Stated exercise: Locate each line below that includes "Mean" and reproduce it.

Data provided:
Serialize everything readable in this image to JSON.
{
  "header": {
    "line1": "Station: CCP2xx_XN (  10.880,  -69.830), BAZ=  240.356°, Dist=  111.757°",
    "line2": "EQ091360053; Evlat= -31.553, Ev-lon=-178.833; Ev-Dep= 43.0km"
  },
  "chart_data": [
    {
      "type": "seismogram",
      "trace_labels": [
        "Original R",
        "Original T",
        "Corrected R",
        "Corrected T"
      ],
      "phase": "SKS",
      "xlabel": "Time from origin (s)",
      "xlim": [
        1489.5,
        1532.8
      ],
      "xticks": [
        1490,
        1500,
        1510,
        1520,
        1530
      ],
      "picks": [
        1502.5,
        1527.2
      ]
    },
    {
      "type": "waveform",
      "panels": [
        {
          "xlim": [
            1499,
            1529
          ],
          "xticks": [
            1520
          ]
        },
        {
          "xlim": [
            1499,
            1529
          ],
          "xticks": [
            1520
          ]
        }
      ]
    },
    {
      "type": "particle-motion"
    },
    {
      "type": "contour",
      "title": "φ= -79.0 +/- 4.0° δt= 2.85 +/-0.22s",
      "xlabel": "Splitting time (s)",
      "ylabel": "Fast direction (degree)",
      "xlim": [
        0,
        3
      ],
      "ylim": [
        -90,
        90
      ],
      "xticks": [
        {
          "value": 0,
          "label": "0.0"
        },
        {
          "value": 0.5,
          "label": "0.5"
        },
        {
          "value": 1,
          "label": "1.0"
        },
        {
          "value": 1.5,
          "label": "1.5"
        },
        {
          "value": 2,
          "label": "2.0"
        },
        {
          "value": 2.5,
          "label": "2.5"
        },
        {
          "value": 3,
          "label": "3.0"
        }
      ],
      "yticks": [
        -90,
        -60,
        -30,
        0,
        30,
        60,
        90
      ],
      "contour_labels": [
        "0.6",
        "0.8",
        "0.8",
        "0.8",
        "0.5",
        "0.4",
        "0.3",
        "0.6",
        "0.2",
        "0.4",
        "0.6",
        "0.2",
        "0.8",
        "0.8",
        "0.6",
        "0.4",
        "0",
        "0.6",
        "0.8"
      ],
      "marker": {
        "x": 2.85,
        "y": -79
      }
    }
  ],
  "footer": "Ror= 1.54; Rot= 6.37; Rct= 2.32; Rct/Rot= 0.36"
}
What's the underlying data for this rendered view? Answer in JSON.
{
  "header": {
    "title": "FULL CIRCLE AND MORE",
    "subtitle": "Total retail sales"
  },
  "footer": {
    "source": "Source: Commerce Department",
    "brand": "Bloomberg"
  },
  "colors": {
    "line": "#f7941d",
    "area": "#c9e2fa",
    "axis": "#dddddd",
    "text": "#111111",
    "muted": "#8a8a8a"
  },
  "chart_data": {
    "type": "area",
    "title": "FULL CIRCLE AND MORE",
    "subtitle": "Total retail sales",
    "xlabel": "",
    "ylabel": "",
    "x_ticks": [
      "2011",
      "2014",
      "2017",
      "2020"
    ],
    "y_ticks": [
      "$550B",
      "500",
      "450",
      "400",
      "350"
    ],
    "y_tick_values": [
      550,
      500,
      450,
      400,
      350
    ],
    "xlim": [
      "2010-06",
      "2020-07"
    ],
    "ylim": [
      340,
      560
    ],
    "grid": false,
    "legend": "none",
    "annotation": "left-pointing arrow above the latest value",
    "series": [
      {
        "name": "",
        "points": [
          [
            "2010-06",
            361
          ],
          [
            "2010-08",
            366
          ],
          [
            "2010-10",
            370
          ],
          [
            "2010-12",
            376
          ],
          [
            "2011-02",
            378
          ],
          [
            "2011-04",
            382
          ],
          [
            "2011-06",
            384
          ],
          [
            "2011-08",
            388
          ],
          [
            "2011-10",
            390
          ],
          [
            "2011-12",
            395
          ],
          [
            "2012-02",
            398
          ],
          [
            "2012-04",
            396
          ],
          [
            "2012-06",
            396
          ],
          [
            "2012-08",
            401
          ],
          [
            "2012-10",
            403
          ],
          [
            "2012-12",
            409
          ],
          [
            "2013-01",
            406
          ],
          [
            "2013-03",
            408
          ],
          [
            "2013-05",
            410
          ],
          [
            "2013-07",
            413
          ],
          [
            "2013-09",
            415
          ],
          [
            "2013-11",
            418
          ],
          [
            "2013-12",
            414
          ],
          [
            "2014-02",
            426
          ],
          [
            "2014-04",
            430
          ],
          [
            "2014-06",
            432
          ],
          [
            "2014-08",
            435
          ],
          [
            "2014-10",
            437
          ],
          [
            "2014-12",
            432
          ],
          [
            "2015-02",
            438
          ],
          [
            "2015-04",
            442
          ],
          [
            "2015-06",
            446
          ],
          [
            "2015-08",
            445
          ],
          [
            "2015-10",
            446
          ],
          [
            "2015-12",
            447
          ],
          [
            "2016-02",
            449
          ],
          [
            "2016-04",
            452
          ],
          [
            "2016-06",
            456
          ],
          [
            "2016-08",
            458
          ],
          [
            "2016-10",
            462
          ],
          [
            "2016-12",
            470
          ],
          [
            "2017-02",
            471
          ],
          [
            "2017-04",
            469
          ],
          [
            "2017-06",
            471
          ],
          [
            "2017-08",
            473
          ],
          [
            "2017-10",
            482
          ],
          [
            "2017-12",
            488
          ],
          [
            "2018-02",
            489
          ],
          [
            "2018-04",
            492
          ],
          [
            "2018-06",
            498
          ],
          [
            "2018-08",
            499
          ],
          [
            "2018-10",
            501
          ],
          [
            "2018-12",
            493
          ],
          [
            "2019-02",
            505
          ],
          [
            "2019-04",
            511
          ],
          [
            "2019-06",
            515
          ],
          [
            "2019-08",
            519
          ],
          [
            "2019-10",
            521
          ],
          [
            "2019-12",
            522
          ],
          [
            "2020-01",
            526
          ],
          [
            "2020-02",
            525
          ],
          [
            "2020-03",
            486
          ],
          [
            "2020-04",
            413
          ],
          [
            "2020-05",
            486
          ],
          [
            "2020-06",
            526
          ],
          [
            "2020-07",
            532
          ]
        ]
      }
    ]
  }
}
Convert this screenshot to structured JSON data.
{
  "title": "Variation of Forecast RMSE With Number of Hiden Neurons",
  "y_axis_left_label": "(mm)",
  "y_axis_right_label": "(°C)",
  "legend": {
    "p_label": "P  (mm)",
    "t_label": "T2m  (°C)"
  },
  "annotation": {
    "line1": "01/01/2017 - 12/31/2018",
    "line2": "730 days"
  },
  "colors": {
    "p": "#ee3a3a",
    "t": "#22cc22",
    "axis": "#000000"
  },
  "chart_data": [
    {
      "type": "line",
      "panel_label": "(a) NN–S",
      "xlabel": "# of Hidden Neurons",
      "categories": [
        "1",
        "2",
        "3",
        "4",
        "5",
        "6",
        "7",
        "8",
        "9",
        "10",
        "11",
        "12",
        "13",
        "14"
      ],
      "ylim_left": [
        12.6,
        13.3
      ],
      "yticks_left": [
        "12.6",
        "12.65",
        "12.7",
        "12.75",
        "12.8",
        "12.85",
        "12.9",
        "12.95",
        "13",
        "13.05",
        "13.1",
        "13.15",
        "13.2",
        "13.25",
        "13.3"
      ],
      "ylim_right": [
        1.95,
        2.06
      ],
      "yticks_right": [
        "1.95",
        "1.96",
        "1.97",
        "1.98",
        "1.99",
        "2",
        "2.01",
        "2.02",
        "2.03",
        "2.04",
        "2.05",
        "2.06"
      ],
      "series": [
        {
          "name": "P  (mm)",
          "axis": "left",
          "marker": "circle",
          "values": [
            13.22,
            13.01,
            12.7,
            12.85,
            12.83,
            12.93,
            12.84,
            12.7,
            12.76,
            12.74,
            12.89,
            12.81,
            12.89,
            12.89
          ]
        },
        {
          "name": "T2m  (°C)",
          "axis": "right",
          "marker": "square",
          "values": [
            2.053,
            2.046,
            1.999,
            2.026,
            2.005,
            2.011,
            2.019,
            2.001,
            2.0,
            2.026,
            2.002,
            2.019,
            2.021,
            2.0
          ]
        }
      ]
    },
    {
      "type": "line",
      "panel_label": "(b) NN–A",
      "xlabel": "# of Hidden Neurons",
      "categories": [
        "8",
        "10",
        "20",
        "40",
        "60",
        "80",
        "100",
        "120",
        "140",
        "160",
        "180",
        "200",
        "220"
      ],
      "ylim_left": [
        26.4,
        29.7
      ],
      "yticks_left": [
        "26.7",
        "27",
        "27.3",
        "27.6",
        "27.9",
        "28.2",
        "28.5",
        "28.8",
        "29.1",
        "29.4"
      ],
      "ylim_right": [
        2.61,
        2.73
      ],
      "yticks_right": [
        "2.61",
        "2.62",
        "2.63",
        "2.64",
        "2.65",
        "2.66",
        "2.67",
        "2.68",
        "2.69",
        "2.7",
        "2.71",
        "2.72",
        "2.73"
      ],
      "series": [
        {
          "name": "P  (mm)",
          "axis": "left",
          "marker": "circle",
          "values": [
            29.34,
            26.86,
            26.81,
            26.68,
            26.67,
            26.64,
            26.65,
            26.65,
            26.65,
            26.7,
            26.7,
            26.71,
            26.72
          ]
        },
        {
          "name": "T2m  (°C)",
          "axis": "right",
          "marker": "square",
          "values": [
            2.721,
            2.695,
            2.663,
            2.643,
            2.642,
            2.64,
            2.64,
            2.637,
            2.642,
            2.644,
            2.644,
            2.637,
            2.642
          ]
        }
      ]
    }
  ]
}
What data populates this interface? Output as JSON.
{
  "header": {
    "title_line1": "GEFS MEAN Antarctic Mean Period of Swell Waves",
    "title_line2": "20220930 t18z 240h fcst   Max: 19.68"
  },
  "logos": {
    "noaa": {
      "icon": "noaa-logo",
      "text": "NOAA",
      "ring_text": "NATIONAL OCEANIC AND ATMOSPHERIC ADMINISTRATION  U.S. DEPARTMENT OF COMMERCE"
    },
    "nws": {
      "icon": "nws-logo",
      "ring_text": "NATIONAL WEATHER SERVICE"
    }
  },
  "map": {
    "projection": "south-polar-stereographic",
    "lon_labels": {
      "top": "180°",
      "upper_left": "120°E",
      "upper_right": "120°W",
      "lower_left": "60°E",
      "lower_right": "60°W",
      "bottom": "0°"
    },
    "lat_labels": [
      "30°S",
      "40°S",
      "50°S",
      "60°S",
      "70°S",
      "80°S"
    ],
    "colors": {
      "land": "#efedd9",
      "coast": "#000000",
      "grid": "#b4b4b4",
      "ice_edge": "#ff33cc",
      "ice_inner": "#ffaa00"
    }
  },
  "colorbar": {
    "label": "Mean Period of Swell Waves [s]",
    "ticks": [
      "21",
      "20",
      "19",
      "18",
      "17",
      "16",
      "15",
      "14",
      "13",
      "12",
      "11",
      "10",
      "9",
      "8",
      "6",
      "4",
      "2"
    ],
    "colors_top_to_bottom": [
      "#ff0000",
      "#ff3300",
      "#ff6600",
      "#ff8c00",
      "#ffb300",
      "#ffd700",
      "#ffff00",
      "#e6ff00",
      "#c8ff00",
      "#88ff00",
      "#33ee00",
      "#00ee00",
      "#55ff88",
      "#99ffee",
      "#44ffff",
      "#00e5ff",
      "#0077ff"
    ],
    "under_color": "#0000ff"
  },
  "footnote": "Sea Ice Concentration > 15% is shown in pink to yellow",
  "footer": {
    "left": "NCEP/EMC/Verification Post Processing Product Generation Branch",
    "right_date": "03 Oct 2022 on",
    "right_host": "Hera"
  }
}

In response:
    "title_line1": "GEFS MEAN Antarctic Mean Period of Swell Waves",
    "label": "Mean Period of Swell Waves [s]",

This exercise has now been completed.